__REQUIREMENTS__: Report the count of lines holding "from" in the records, with no other words.

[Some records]
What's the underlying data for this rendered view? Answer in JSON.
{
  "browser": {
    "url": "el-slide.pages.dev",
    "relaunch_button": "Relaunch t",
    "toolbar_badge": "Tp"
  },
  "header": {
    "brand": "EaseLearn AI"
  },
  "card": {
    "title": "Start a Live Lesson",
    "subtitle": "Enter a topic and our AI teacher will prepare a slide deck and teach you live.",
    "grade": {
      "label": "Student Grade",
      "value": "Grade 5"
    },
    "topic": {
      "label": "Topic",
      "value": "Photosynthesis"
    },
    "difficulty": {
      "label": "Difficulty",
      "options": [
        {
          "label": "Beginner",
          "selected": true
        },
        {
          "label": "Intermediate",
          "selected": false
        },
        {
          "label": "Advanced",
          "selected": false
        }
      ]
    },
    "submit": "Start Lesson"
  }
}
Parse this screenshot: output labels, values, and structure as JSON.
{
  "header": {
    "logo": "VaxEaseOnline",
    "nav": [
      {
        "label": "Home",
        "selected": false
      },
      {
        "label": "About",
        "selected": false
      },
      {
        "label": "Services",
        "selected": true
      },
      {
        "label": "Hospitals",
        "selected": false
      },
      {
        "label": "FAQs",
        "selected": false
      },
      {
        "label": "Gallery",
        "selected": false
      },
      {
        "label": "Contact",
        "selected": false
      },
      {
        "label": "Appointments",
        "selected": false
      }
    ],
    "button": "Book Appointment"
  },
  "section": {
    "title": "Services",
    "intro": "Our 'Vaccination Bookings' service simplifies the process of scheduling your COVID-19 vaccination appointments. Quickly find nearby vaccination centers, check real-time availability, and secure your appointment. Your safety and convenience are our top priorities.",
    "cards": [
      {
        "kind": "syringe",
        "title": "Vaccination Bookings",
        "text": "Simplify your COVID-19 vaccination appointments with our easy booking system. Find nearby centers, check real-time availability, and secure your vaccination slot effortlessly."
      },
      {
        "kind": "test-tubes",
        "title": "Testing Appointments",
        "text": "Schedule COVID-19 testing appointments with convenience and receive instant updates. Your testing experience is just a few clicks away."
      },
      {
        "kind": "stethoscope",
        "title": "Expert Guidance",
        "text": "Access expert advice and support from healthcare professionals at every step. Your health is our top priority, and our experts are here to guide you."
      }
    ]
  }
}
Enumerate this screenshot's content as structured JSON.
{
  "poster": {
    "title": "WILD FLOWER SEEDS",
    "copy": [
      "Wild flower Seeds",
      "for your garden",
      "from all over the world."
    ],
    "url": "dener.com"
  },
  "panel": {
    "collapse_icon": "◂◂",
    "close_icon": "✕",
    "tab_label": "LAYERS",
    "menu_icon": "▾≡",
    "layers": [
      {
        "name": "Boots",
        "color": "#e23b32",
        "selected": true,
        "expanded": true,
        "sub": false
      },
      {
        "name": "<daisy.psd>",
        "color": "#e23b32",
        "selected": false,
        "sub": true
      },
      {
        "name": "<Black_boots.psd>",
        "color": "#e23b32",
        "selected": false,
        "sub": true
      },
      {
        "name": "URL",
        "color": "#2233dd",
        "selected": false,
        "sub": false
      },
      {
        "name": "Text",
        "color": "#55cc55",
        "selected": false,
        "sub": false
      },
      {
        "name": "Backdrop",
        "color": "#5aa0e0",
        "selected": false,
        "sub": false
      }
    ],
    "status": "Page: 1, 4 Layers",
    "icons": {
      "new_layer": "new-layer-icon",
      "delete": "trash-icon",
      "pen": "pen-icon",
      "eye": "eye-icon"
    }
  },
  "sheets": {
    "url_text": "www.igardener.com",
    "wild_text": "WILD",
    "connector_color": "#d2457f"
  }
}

__ANSWER TO THE EXERCISE__: 2